Please return the full listing below without altering anything.

# start of Given records

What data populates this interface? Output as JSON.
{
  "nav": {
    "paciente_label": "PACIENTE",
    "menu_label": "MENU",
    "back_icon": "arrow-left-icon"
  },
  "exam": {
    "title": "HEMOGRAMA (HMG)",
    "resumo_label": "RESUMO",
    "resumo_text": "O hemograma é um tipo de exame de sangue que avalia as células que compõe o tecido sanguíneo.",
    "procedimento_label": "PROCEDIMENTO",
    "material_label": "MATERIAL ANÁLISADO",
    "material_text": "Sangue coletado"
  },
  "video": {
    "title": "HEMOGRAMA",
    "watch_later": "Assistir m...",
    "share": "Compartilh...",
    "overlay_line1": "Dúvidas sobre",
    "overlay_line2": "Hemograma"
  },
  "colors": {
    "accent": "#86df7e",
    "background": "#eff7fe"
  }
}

# end of Given records

- [Task result]:
What data populates this interface? Output as JSON.
{
  "nav": {
    "paciente_label": "PACIENTE",
    "menu_label": "MENU",
    "back_icon": "arrow-left-icon"
  },
  "exam": {
    "title": "HEMOGRAMA (HMG)",
    "resumo_label": "RESUMO",
    "resumo_text": "O hemograma é um tipo de exame de sangue que avalia as células que compõe o tecido sanguíneo.",
    "procedimento_label": "PROCEDIMENTO",
    "material_label": "MATERIAL ANÁLISADO",
    "material_text": "Sangue coletado"
  },
  "video": {
    "title": "HEMOGRAMA",
    "watch_later": "Assistir m...",
    "share": "Compartilh...",
    "overlay_line1": "Dúvidas sobre",
    "overlay_line2": "Hemograma"
  },
  "colors": {
    "accent": "#86df7e",
    "background": "#eff7fe"
  }
}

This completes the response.